-- Extracted data entries --
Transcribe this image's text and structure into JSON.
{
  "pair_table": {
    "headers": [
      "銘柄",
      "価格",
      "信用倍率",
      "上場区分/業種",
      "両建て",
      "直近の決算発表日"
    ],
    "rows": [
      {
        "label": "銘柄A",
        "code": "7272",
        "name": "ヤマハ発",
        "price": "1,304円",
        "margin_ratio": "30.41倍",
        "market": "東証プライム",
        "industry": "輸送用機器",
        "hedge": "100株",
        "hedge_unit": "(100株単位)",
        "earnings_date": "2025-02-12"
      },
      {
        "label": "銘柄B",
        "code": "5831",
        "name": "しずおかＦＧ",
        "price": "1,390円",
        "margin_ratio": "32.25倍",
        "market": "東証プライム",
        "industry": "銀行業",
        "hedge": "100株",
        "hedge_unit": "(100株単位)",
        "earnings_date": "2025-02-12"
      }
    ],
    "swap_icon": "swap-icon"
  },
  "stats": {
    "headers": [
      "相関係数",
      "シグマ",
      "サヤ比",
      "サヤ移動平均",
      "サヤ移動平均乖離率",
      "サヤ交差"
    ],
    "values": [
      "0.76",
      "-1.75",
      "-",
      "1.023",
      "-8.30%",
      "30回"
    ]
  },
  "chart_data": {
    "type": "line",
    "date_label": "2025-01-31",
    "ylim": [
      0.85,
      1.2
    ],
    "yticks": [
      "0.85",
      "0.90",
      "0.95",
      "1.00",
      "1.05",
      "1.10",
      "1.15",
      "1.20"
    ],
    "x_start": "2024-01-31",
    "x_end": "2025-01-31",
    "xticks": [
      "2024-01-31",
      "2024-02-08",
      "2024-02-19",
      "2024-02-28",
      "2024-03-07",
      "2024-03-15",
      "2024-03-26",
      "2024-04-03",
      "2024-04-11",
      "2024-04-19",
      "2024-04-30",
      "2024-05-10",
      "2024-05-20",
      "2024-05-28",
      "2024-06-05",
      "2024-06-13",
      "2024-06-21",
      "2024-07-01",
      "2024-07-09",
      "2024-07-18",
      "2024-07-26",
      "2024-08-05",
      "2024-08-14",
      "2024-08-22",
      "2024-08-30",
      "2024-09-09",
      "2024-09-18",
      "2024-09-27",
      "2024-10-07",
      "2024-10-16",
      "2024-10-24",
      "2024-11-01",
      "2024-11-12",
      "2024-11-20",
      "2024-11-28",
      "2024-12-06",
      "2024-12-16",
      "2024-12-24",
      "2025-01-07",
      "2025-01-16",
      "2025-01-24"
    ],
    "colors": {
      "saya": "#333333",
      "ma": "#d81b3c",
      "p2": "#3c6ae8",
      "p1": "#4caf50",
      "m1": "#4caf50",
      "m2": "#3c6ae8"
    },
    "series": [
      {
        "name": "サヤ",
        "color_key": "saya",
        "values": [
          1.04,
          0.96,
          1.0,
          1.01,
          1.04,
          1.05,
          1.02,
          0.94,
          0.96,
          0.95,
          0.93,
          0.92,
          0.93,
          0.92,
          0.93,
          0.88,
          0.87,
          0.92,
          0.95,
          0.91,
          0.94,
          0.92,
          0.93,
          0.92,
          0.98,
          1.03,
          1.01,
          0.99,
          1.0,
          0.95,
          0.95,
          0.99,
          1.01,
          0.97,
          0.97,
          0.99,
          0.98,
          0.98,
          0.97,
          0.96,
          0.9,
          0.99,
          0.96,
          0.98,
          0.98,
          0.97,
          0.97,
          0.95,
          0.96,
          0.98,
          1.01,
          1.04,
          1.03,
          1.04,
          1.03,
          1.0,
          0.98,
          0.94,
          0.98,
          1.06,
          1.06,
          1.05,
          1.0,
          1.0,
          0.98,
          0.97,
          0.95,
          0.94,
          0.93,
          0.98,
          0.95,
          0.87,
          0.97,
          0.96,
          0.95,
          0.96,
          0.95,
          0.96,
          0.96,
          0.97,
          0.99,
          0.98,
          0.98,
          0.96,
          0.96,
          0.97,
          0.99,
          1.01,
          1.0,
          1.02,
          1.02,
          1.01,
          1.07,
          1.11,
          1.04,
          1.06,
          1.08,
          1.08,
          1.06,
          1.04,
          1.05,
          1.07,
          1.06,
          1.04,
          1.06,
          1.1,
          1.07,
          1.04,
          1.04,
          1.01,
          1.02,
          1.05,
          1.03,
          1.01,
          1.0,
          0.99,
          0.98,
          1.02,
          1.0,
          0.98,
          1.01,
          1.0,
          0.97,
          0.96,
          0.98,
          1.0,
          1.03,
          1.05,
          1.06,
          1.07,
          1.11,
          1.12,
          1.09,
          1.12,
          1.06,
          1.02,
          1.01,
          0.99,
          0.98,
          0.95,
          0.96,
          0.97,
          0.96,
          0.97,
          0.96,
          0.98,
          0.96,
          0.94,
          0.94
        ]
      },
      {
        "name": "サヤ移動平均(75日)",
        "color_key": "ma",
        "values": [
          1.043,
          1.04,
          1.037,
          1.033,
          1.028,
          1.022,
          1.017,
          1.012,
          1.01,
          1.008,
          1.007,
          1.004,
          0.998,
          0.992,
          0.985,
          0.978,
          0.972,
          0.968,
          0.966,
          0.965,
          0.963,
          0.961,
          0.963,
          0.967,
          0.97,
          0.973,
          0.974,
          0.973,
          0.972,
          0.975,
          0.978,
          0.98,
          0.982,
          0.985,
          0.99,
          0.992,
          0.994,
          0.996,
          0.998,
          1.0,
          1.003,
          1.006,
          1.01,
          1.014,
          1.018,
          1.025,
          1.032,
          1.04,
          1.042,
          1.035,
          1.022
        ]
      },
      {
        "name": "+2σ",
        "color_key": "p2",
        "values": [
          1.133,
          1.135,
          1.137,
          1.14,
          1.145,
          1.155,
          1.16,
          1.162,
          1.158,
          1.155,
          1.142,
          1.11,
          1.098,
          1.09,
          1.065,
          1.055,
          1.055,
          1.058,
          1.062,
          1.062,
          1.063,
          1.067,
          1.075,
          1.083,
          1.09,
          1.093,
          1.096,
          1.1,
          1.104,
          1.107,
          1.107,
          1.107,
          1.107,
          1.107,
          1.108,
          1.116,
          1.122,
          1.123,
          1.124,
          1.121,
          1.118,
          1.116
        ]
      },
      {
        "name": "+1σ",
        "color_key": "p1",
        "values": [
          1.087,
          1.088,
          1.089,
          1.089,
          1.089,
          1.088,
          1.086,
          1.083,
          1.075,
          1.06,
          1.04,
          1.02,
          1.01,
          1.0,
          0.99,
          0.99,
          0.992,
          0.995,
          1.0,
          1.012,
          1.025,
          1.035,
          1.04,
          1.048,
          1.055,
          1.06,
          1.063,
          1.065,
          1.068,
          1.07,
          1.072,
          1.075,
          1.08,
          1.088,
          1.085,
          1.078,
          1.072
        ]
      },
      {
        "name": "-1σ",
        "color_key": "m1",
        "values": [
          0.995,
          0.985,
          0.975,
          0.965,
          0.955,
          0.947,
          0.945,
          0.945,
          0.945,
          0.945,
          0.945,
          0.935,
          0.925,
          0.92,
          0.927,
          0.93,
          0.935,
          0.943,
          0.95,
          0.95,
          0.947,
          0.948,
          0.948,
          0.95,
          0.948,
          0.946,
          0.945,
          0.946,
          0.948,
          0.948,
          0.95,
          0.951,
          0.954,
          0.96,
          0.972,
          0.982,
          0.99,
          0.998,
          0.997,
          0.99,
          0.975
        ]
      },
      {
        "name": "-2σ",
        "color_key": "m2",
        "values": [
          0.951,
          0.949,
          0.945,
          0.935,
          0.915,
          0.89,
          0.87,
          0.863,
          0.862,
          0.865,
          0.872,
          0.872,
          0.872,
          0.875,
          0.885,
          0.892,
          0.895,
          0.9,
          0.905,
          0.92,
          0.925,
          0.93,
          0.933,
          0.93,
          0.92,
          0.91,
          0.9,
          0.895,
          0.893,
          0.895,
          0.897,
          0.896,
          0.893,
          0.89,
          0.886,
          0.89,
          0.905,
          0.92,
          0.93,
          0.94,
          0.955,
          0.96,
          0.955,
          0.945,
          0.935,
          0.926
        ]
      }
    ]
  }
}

...

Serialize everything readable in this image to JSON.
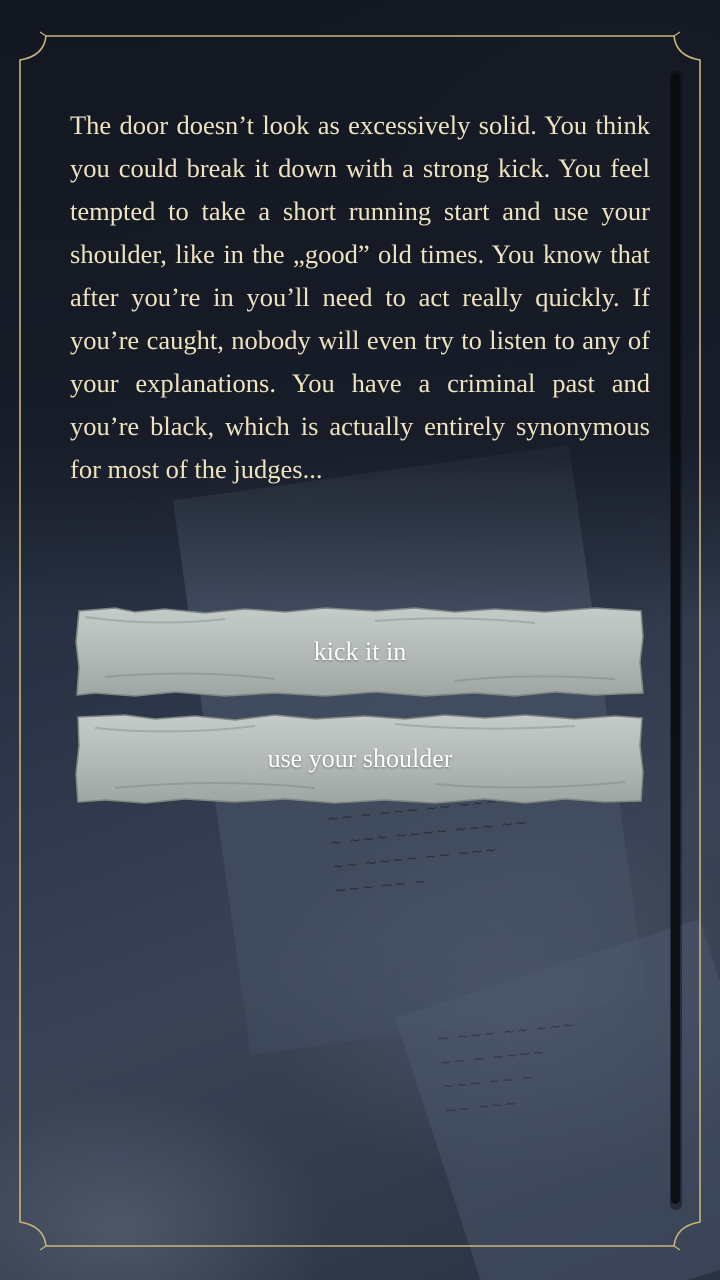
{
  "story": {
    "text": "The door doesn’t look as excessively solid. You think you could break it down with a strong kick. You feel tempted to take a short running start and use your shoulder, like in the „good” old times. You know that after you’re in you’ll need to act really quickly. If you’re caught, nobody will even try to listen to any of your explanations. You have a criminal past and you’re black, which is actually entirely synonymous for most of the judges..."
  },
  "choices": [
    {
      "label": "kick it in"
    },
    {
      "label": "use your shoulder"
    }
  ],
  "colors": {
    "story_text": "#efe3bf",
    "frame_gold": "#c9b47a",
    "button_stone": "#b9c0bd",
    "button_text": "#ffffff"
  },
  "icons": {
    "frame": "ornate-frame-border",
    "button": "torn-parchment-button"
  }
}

-- WRITTEN INSTRUCTION --
Scan the lines for the string "your". Pick out every line that has it.

-- WRITTEN RESPONSE --
    "text": "The door doesn’t look as excessively solid. You think you could break it down with a strong kick. You feel tempted to take a short running start and use your shoulder, like in the „good” old times. You know that after you’re in you’ll need to act really quickly. If you’re caught, nobody will even try to listen to any of your explanations. You have a criminal past and you’re black, which is actually entirely synonymous for most of the judges..."
      "label": "use your shoulder"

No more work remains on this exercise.